• _PROBLEMS AND TASKS_:
1) For the text about fathers below, decide whether each statement agrees with it: (a) the writer's father underwent a quadruple bypass after a heart attack; (b) the writer supported Tami closely after Bruce died; (c) Tammy's father died of a heart attack. Answer yes or no for each and quote the deciding words.
2) Extend the text about fathers below, beginning after its last sentence.

Fathers...
Ok, it's been tough. Another old friend of mine just lost her dad this morning. And I sat down and really thought about that. So many people I know have lost their fathers in the last year, it's truly devestating to think about.
There was a group of us girls, years ago. Some came and went, but four of us stayed constant. Today, three out of four of us have lost our fathers. I'm the only lucky one.
My father had a heart attack almost twelve years ago. A quadruple bypass was the result. And I was scared. I mean, REALLY scared. He's my dad. I didn't want to contemplate losing him so young. I tried to write out the details of it all - especially his recovery, but I can't seem to find the words to say. To this day, it was the hardest period of my life.
In the last few years, two of the other girls lost their dads - one to cancer. I believe the other was a heart attack.
And I'm sorry, and very ashamed, to say, I wasn't there as well as I could have been for Cat when Douglas passed, and I wasn't there at all for the other.
When Bruce died almost two years ago now, Tami lost herself for awhile. And she had horrendous legal battles to fight with her stepmother. I was too self absorbed to notice. I always put it off - Well, I'll go see her tomorrow. Well, she's busy. And then, it was too late to be much help, so I avoided her altogether, because it seemed easier than dealing with her anger. I'm not much for confrontation when it comes to my friends.
Now, that combined with a whole lot of other things I am too ashamed to admit, the friendship is gone. And it is my fault. I don't ever expect her to forgive me. Because I know how hurt I would be if someone I loved wasn't there for me in my darkest hour. There would be no reasons, no excuses that I would accept.
But I vowed that I would learn, and be a better friend to those I could in their time of need.
Monday, the final girl, Tammy, lost her father to cancer as well. I remember her father - such a nice man with a fabulous sense of humor. We always called him Dad. Harris was a ton of fun when we were younger. I'm sad to say that as we got older, we drifted, as people often do.
I sat here and thought about how lucky I am. I still have my father with me. All four of us were Daddy's Little Girls, and we always will be. But I still have the chance to be with mine.

• _DATA SHOWN_:

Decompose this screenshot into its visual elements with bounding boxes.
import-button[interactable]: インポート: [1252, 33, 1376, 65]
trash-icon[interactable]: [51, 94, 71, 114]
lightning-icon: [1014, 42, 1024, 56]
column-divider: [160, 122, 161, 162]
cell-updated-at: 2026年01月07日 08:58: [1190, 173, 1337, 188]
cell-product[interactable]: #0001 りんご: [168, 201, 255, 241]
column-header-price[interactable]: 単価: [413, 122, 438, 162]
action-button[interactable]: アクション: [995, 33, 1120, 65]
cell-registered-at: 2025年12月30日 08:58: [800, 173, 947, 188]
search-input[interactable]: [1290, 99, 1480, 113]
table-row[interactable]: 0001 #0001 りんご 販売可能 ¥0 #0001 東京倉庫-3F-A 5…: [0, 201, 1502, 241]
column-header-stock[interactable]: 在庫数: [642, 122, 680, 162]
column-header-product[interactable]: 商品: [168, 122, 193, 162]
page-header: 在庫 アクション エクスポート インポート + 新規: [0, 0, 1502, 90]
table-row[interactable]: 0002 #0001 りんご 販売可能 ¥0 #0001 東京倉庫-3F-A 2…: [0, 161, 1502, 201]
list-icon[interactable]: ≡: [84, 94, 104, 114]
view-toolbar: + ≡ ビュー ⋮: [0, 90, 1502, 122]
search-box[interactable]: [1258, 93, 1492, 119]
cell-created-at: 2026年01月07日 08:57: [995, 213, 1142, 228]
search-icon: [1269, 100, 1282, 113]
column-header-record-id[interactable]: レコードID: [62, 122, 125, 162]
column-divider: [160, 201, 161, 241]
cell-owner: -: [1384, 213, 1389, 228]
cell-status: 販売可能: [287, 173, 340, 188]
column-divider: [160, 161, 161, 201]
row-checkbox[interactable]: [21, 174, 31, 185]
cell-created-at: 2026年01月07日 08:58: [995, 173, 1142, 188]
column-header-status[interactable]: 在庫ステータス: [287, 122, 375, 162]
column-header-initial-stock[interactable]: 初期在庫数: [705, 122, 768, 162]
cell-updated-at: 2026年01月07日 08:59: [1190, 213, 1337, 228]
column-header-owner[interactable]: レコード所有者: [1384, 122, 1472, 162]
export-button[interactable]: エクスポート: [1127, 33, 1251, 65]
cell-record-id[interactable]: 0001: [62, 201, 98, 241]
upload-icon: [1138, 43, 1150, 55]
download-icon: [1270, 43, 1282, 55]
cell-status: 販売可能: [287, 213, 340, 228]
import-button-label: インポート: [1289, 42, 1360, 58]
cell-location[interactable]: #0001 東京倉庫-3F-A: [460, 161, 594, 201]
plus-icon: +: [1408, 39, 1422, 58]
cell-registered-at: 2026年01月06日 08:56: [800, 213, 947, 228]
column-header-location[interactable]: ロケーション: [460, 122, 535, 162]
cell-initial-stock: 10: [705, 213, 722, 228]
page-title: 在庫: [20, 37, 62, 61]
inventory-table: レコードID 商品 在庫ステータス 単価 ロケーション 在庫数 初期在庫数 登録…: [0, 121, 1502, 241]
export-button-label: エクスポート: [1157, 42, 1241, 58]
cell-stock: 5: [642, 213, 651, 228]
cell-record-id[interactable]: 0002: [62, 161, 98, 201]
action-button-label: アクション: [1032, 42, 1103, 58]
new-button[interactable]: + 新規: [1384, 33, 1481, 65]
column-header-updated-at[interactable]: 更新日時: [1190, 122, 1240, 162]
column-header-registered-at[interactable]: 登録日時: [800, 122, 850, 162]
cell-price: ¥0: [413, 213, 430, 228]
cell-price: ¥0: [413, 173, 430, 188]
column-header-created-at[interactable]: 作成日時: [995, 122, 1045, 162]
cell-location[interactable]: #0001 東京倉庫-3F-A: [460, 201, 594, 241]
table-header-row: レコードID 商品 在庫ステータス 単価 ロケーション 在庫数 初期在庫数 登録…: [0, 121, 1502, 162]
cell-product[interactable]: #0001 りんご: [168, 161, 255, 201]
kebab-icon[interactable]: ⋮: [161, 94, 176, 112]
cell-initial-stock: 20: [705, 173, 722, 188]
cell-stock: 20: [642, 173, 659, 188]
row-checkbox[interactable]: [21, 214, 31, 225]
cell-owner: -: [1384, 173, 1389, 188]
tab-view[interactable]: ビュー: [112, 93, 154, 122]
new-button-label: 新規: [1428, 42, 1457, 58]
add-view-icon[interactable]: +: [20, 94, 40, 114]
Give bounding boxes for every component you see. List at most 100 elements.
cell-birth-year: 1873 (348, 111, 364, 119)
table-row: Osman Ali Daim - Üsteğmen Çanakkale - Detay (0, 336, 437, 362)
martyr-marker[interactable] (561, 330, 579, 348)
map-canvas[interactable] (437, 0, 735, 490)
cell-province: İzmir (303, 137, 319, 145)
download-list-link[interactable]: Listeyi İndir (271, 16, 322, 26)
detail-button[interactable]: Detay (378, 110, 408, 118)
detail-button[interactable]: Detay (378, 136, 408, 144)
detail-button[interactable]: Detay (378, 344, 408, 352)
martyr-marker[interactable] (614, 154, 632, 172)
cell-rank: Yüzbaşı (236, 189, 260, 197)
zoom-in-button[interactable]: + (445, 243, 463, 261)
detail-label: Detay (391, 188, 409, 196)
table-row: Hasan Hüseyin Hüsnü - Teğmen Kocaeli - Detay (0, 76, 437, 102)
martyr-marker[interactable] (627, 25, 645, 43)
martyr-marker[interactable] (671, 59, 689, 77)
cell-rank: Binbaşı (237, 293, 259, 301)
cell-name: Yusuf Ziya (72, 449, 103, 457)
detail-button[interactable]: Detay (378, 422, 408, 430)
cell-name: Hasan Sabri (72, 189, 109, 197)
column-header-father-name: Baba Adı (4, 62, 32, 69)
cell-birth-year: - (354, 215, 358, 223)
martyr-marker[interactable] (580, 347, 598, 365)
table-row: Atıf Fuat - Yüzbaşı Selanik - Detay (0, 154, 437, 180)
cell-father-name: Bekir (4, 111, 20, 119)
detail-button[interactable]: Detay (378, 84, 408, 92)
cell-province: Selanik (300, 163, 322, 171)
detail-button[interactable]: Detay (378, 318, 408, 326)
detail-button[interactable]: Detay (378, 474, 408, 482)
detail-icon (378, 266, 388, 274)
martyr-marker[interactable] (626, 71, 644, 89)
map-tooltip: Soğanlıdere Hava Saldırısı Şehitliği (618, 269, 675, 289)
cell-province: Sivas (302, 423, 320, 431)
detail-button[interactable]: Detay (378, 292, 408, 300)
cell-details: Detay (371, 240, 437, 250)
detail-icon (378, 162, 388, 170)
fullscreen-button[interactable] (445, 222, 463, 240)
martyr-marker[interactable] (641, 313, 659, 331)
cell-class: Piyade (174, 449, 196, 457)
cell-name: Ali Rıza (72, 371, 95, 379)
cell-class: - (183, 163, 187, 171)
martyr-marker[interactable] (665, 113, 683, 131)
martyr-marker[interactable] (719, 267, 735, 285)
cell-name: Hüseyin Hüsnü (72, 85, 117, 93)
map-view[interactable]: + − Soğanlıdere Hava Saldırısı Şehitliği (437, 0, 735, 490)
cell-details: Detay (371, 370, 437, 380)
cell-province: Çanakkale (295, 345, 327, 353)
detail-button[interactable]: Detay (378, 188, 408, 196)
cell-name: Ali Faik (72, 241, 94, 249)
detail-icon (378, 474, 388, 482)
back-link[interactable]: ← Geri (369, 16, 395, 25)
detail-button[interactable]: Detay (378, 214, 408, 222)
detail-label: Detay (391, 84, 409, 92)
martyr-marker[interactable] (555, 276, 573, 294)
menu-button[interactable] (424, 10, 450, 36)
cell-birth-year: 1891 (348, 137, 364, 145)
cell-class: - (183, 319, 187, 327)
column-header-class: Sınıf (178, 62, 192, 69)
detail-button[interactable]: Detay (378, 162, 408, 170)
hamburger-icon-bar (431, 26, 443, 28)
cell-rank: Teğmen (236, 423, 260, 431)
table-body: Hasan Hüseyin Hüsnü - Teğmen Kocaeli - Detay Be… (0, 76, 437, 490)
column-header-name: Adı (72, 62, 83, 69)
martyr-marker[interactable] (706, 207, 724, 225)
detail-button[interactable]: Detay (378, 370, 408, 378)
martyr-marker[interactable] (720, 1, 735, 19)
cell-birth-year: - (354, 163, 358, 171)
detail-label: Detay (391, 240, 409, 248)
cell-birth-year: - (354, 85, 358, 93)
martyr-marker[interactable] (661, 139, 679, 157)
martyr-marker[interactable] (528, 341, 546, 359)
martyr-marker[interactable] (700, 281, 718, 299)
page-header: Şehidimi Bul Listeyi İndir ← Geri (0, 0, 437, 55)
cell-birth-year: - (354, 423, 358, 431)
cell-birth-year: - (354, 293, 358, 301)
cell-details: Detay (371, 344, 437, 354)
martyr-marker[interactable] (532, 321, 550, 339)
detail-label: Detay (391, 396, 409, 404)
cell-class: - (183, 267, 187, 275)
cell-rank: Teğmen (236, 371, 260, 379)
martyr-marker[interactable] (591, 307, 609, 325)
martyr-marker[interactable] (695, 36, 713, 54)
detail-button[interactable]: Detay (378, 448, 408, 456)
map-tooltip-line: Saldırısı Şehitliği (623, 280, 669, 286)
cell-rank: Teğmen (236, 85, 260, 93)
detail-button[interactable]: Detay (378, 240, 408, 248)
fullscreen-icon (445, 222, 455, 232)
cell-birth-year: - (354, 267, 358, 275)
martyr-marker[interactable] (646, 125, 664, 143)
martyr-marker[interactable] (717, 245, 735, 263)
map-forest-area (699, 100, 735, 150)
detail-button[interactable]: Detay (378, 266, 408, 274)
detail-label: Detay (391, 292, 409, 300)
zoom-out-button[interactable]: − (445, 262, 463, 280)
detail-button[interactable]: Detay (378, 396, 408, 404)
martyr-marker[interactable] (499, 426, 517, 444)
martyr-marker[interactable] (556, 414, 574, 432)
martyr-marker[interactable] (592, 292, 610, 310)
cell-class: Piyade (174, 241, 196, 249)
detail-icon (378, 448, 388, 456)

• _TASK-BY-TASK RESULTS_:
1)
(a) Yes: "A quadruple bypass was the result."
(b) No: "I was too self absorbed to notice."
(c) No: "Monday, the final girl, Tammy, lost her father to cancer as well."

2)
It might be too late to say I'm sorry. And it's too late to make amends with those I've hurt. But I can post this in memory of three great men, and in tribute to the wonderful women they raised.
A Father Is...
A Father is neither an anchor to hold us back
nor a sail to take us there,
but always a guiding light
whose love shows us the way.
The warm light of your love
shines in my memories and in my heart
reminding me of your guidance
your care, and most of all, your love
*I found that on the net - but there's no credit for it. But I thought it was just perfect*
My dad used to sing this to me every night up utnil I was ten I believe. At that point I thought I was too big to be sung to, but even now, there are days I just need to hear it.
Daddy's Little Girl
You're the end of my rainbow, my pot of gold.
You're Daddy's little girl, to have and hold.
A precious gem is what you are.
You're Mommy's bright and shining star.
You're the spirit of Christmas, my star on the tree.
You're the Easter Bunny to Mommy and me.
You're sugar, you're spice,
You're everything nice,
And you're Daddy's little girl.
I also post in memory of a fourth wonderful man, who raised a terrific son. Lew Cooke was a spry old guy, working in the security business at the age of 72, almost until the very end. Cancer also claimed this gentle soul. His son Ron is a good friend of mine, and he knows his friends are with him.
This was Lew's favourite song.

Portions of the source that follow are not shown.